[START]

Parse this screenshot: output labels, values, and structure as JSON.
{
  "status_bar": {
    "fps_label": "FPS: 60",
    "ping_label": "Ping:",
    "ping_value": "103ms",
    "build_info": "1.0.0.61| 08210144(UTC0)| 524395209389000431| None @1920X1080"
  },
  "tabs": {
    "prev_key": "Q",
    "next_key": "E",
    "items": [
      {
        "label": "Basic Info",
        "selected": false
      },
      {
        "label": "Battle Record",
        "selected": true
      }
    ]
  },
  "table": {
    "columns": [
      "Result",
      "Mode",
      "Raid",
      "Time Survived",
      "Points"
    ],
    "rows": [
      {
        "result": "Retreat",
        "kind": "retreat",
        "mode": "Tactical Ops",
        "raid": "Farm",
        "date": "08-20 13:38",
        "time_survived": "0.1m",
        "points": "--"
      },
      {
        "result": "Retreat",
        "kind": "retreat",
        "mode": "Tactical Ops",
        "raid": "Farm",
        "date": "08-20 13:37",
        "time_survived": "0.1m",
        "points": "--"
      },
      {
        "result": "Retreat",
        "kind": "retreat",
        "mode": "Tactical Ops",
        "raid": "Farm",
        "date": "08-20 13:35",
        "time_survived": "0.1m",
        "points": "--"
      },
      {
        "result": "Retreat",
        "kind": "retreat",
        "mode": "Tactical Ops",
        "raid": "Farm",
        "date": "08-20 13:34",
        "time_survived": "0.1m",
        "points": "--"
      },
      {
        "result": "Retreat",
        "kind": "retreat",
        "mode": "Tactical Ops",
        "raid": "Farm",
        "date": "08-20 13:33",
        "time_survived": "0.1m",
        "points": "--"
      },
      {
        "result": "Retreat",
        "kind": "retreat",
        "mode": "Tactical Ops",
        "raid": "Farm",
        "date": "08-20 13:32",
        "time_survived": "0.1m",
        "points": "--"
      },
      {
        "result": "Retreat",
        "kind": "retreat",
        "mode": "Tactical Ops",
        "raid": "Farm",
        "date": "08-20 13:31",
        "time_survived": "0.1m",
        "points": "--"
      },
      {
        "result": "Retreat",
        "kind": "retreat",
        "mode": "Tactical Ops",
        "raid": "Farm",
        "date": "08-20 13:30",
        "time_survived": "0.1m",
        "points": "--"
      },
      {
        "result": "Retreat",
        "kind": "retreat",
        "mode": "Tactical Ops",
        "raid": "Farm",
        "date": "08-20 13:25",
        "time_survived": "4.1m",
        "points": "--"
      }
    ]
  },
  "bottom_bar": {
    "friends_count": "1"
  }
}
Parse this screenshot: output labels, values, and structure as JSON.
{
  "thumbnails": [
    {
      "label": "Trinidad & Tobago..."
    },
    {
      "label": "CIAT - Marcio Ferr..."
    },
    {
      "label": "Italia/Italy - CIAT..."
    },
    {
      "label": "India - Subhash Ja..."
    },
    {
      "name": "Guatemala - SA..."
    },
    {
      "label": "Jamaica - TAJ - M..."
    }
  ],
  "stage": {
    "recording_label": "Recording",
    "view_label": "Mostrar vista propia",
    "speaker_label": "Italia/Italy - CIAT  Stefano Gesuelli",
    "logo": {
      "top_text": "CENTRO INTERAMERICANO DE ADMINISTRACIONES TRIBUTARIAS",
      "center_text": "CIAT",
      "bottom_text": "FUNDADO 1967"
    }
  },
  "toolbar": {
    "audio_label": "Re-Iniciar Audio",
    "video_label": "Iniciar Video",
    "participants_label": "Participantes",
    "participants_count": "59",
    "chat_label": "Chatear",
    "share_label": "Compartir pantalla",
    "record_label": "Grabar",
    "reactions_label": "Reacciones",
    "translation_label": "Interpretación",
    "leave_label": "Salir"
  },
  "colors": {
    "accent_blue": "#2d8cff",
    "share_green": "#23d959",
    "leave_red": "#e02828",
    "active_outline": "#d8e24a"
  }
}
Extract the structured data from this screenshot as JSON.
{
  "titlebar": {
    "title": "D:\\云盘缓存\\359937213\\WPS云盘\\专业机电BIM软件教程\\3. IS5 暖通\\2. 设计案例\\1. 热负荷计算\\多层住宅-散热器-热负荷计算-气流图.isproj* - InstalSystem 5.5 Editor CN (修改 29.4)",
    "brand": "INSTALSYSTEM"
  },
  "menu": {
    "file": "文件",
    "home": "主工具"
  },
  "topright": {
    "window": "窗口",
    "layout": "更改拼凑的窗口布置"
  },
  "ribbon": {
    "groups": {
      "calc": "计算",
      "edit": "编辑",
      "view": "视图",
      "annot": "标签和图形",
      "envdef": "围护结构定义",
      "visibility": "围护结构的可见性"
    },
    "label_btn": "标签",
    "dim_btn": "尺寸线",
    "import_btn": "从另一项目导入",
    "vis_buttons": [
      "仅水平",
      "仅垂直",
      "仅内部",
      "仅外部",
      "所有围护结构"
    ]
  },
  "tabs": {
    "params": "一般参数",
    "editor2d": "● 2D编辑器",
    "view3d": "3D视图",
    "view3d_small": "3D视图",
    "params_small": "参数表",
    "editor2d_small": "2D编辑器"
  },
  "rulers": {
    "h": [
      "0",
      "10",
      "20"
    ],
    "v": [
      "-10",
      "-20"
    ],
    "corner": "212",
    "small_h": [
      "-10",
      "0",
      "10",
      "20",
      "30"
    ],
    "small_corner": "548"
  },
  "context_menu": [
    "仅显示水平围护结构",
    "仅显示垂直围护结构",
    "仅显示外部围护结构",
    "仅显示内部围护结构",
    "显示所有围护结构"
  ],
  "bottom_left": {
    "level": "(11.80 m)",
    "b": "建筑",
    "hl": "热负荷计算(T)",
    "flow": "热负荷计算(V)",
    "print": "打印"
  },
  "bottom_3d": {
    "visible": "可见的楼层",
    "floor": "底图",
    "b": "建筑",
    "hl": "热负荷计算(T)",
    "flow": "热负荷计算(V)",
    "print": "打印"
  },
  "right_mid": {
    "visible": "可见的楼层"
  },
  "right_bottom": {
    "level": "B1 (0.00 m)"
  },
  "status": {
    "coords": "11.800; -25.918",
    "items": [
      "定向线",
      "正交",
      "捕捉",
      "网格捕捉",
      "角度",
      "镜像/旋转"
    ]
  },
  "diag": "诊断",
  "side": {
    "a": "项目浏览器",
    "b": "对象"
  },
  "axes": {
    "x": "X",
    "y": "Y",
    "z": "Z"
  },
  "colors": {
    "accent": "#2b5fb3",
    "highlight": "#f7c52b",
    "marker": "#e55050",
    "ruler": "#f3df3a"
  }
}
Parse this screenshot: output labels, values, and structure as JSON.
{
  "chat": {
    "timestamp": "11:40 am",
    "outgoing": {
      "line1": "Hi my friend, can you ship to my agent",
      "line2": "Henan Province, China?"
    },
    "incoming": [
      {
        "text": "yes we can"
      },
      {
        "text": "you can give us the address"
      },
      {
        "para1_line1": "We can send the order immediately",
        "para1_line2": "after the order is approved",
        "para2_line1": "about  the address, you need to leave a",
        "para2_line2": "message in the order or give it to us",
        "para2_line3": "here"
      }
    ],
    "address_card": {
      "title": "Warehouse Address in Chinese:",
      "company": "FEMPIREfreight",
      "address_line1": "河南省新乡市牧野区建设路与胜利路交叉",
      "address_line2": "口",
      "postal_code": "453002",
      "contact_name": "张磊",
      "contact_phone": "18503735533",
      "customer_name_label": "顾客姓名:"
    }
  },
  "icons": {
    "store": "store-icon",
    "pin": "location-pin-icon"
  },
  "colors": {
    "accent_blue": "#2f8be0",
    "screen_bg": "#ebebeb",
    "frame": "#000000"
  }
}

[END]

- Required task:
Extract the full listing above without altering anything.

- Problem solution:
Parse this screenshot: output labels, values, and structure as JSON.
{
  "status_bar": {
    "fps_label": "FPS: 60",
    "ping_label": "Ping:",
    "ping_value": "103ms",
    "build_info": "1.0.0.61| 08210144(UTC0)| 524395209389000431| None @1920X1080"
  },
  "tabs": {
    "prev_key": "Q",
    "next_key": "E",
    "items": [
      {
        "label": "Basic Info",
        "selected": false
      },
      {
        "label": "Battle Record",
        "selected": true
      }
    ]
  },
  "table": {
    "columns": [
      "Result",
      "Mode",
      "Raid",
      "Time Survived",
      "Points"
    ],
    "rows": [
      {
        "result": "Retreat",
        "kind": "retreat",
        "mode": "Tactical Ops",
        "raid": "Farm",
        "date": "08-20 13:38",
        "time_survived": "0.1m",
        "points": "--"
      },
      {
        "result": "Retreat",
        "kind": "retreat",
        "mode": "Tactical Ops",
        "raid": "Farm",
        "date": "08-20 13:37",
        "time_survived": "0.1m",
        "points": "--"
      },
      {
        "result": "Retreat",
        "kind": "retreat",
        "mode": "Tactical Ops",
        "raid": "Farm",
        "date": "08-20 13:35",
        "time_survived": "0.1m",
        "points": "--"
      },
      {
        "result": "Retreat",
        "kind": "retreat",
        "mode": "Tactical Ops",
        "raid": "Farm",
        "date": "08-20 13:34",
        "time_survived": "0.1m",
        "points": "--"
      },
      {
        "result": "Retreat",
        "kind": "retreat",
        "mode": "Tactical Ops",
        "raid": "Farm",
        "date": "08-20 13:33",
        "time_survived": "0.1m",
        "points": "--"
      },
      {
        "result": "Retreat",
        "kind": "retreat",
        "mode": "Tactical Ops",
        "raid": "Farm",
        "date": "08-20 13:32",
        "time_survived": "0.1m",
        "points": "--"
      },
      {
        "result": "Retreat",
        "kind": "retreat",
        "mode": "Tactical Ops",
        "raid": "Farm",
        "date": "08-20 13:31",
        "time_survived": "0.1m",
        "points": "--"
      },
      {
        "result": "Retreat",
        "kind": "retreat",
        "mode": "Tactical Ops",
        "raid": "Farm",
        "date": "08-20 13:30",
        "time_survived": "0.1m",
        "points": "--"
      },
      {
        "result": "Retreat",
        "kind": "retreat",
        "mode": "Tactical Ops",
        "raid": "Farm",
        "date": "08-20 13:25",
        "time_survived": "4.1m",
        "points": "--"
      }
    ]
  },
  "bottom_bar": {
    "friends_count": "1"
  }
}
Parse this screenshot: output labels, values, and structure as JSON.
{
  "thumbnails": [
    {
      "label": "Trinidad & Tobago..."
    },
    {
      "label": "CIAT - Marcio Ferr..."
    },
    {
      "label": "Italia/Italy - CIAT..."
    },
    {
      "label": "India - Subhash Ja..."
    },
    {
      "name": "Guatemala - SA..."
    },
    {
      "label": "Jamaica - TAJ - M..."
    }
  ],
  "stage": {
    "recording_label": "Recording",
    "view_label": "Mostrar vista propia",
    "speaker_label": "Italia/Italy - CIAT  Stefano Gesuelli",
    "logo": {
      "top_text": "CENTRO INTERAMERICANO DE ADMINISTRACIONES TRIBUTARIAS",
      "center_text": "CIAT",
      "bottom_text": "FUNDADO 1967"
    }
  },
  "toolbar": {
    "audio_label": "Re-Iniciar Audio",
    "video_label": "Iniciar Video",
    "participants_label": "Participantes",
    "participants_count": "59",
    "chat_label": "Chatear",
    "share_label": "Compartir pantalla",
    "record_label": "Grabar",
    "reactions_label": "Reacciones",
    "translation_label": "Interpretación",
    "leave_label": "Salir"
  },
  "colors": {
    "accent_blue": "#2d8cff",
    "share_green": "#23d959",
    "leave_red": "#e02828",
    "active_outline": "#d8e24a"
  }
}
Extract the structured data from this screenshot as JSON.
{
  "titlebar": {
    "title": "D:\\云盘缓存\\359937213\\WPS云盘\\专业机电BIM软件教程\\3. IS5 暖通\\2. 设计案例\\1. 热负荷计算\\多层住宅-散热器-热负荷计算-气流图.isproj* - InstalSystem 5.5 Editor CN (修改 29.4)",
    "brand": "INSTALSYSTEM"
  },
  "menu": {
    "file": "文件",
    "home": "主工具"
  },
  "topright": {
    "window": "窗口",
    "layout": "更改拼凑的窗口布置"
  },
  "ribbon": {
    "groups": {
      "calc": "计算",
      "edit": "编辑",
      "view": "视图",
      "annot": "标签和图形",
      "envdef": "围护结构定义",
      "visibility": "围护结构的可见性"
    },
    "label_btn": "标签",
    "dim_btn": "尺寸线",
    "import_btn": "从另一项目导入",
    "vis_buttons": [
      "仅水平",
      "仅垂直",
      "仅内部",
      "仅外部",
      "所有围护结构"
    ]
  },
  "tabs": {
    "params": "一般参数",
    "editor2d": "● 2D编辑器",
    "view3d": "3D视图",
    "view3d_small": "3D视图",
    "params_small": "参数表",
    "editor2d_small": "2D编辑器"
  },
  "rulers": {
    "h": [
      "0",
      "10",
      "20"
    ],
    "v": [
      "-10",
      "-20"
    ],
    "corner": "212",
    "small_h": [
      "-10",
      "0",
      "10",
      "20",
      "30"
    ],
    "small_corner": "548"
  },
  "context_menu": [
    "仅显示水平围护结构",
    "仅显示垂直围护结构",
    "仅显示外部围护结构",
    "仅显示内部围护结构",
    "显示所有围护结构"
  ],
  "bottom_left": {
    "level": "(11.80 m)",
    "b": "建筑",
    "hl": "热负荷计算(T)",
    "flow": "热负荷计算(V)",
    "print": "打印"
  },
  "bottom_3d": {
    "visible": "可见的楼层",
    "floor": "底图",
    "b": "建筑",
    "hl": "热负荷计算(T)",
    "flow": "热负荷计算(V)",
    "print": "打印"
  },
  "right_mid": {
    "visible": "可见的楼层"
  },
  "right_bottom": {
    "level": "B1 (0.00 m)"
  },
  "status": {
    "coords": "11.800; -25.918",
    "items": [
      "定向线",
      "正交",
      "捕捉",
      "网格捕捉",
      "角度",
      "镜像/旋转"
    ]
  },
  "diag": "诊断",
  "side": {
    "a": "项目浏览器",
    "b": "对象"
  },
  "axes": {
    "x": "X",
    "y": "Y",
    "z": "Z"
  },
  "colors": {
    "accent": "#2b5fb3",
    "highlight": "#f7c52b",
    "marker": "#e55050",
    "ruler": "#f3df3a"
  }
}
Parse this screenshot: output labels, values, and structure as JSON.
{
  "chat": {
    "timestamp": "11:40 am",
    "outgoing": {
      "line1": "Hi my friend, can you ship to my agent",
      "line2": "Henan Province, China?"
    },
    "incoming": [
      {
        "text": "yes we can"
      },
      {
        "text": "you can give us the address"
      },
      {
        "para1_line1": "We can send the order immediately",
        "para1_line2": "after the order is approved",
        "para2_line1": "about  the address, you need to leave a",
        "para2_line2": "message in the order or give it to us",
        "para2_line3": "here"
      }
    ],
    "address_card": {
      "title": "Warehouse Address in Chinese:",
      "company": "FEMPIREfreight",
      "address_line1": "河南省新乡市牧野区建设路与胜利路交叉",
      "address_line2": "口",
      "postal_code": "453002",
      "contact_name": "张磊",
      "contact_phone": "18503735533",
      "customer_name_label": "顾客姓名:"
    }
  },
  "icons": {
    "store": "store-icon",
    "pin": "location-pin-icon"
  },
  "colors": {
    "accent_blue": "#2f8be0",
    "screen_bg": "#ebebeb",
    "frame": "#000000"
  }
}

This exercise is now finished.